REQUIRED TASK: Extract every record, keeping each one exactly as it is.
☆ ☆ ☆ ☆
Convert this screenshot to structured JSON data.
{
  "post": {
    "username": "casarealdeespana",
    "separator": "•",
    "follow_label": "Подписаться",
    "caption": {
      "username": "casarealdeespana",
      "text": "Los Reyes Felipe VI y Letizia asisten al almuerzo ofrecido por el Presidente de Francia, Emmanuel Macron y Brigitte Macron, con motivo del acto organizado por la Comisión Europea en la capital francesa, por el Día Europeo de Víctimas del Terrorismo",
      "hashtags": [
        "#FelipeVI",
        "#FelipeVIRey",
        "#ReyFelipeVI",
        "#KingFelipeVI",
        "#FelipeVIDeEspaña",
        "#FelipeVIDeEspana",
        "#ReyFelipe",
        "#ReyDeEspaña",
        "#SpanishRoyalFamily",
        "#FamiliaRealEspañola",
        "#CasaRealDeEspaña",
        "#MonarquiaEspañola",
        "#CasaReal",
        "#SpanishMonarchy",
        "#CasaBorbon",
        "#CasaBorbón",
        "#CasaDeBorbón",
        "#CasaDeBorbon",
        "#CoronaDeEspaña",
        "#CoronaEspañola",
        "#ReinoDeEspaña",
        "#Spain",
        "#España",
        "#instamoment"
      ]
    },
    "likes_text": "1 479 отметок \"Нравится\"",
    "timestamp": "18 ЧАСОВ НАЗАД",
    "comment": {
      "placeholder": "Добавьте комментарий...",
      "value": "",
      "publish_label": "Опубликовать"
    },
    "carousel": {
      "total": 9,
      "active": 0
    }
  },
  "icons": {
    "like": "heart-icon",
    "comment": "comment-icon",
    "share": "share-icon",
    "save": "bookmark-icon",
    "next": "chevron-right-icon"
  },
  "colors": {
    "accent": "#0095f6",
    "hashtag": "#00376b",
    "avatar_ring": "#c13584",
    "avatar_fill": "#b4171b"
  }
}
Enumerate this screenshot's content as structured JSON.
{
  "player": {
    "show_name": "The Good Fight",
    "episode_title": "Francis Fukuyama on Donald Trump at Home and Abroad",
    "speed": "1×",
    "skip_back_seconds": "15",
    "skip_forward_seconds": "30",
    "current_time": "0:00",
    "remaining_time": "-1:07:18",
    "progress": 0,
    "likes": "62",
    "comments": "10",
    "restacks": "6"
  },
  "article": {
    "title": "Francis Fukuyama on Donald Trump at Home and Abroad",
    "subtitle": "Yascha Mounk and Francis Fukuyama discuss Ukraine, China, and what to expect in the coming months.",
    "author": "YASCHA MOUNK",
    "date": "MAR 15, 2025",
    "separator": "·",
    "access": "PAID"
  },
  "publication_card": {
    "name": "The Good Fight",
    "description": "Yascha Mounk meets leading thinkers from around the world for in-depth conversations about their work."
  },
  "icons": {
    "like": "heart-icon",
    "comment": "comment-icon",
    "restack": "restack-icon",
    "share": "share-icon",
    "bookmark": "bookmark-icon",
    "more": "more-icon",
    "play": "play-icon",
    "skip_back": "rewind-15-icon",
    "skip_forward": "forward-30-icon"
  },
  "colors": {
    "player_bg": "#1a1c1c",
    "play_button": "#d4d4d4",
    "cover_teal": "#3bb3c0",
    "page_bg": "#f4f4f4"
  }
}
☆ ☆ ☆ ☆
RESPONSE BELOW:
Convert this screenshot to structured JSON data.
{
  "post": {
    "username": "casarealdeespana",
    "separator": "•",
    "follow_label": "Подписаться",
    "caption": {
      "username": "casarealdeespana",
      "text": "Los Reyes Felipe VI y Letizia asisten al almuerzo ofrecido por el Presidente de Francia, Emmanuel Macron y Brigitte Macron, con motivo del acto organizado por la Comisión Europea en la capital francesa, por el Día Europeo de Víctimas del Terrorismo",
      "hashtags": [
        "#FelipeVI",
        "#FelipeVIRey",
        "#ReyFelipeVI",
        "#KingFelipeVI",
        "#FelipeVIDeEspaña",
        "#FelipeVIDeEspana",
        "#ReyFelipe",
        "#ReyDeEspaña",
        "#SpanishRoyalFamily",
        "#FamiliaRealEspañola",
        "#CasaRealDeEspaña",
        "#MonarquiaEspañola",
        "#CasaReal",
        "#SpanishMonarchy",
        "#CasaBorbon",
        "#CasaBorbón",
        "#CasaDeBorbón",
        "#CasaDeBorbon",
        "#CoronaDeEspaña",
        "#CoronaEspañola",
        "#ReinoDeEspaña",
        "#Spain",
        "#España",
        "#instamoment"
      ]
    },
    "likes_text": "1 479 отметок \"Нравится\"",
    "timestamp": "18 ЧАСОВ НАЗАД",
    "comment": {
      "placeholder": "Добавьте комментарий...",
      "value": "",
      "publish_label": "Опубликовать"
    },
    "carousel": {
      "total": 9,
      "active": 0
    }
  },
  "icons": {
    "like": "heart-icon",
    "comment": "comment-icon",
    "share": "share-icon",
    "save": "bookmark-icon",
    "next": "chevron-right-icon"
  },
  "colors": {
    "accent": "#0095f6",
    "hashtag": "#00376b",
    "avatar_ring": "#c13584",
    "avatar_fill": "#b4171b"
  }
}
Enumerate this screenshot's content as structured JSON.
{
  "player": {
    "show_name": "The Good Fight",
    "episode_title": "Francis Fukuyama on Donald Trump at Home and Abroad",
    "speed": "1×",
    "skip_back_seconds": "15",
    "skip_forward_seconds": "30",
    "current_time": "0:00",
    "remaining_time": "-1:07:18",
    "progress": 0,
    "likes": "62",
    "comments": "10",
    "restacks": "6"
  },
  "article": {
    "title": "Francis Fukuyama on Donald Trump at Home and Abroad",
    "subtitle": "Yascha Mounk and Francis Fukuyama discuss Ukraine, China, and what to expect in the coming months.",
    "author": "YASCHA MOUNK",
    "date": "MAR 15, 2025",
    "separator": "·",
    "access": "PAID"
  },
  "publication_card": {
    "name": "The Good Fight",
    "description": "Yascha Mounk meets leading thinkers from around the world for in-depth conversations about their work."
  },
  "icons": {
    "like": "heart-icon",
    "comment": "comment-icon",
    "restack": "restack-icon",
    "share": "share-icon",
    "bookmark": "bookmark-icon",
    "more": "more-icon",
    "play": "play-icon",
    "skip_back": "rewind-15-icon",
    "skip_forward": "forward-30-icon"
  },
  "colors": {
    "player_bg": "#1a1c1c",
    "play_button": "#d4d4d4",
    "cover_teal": "#3bb3c0",
    "page_bg": "#f4f4f4"
  }
}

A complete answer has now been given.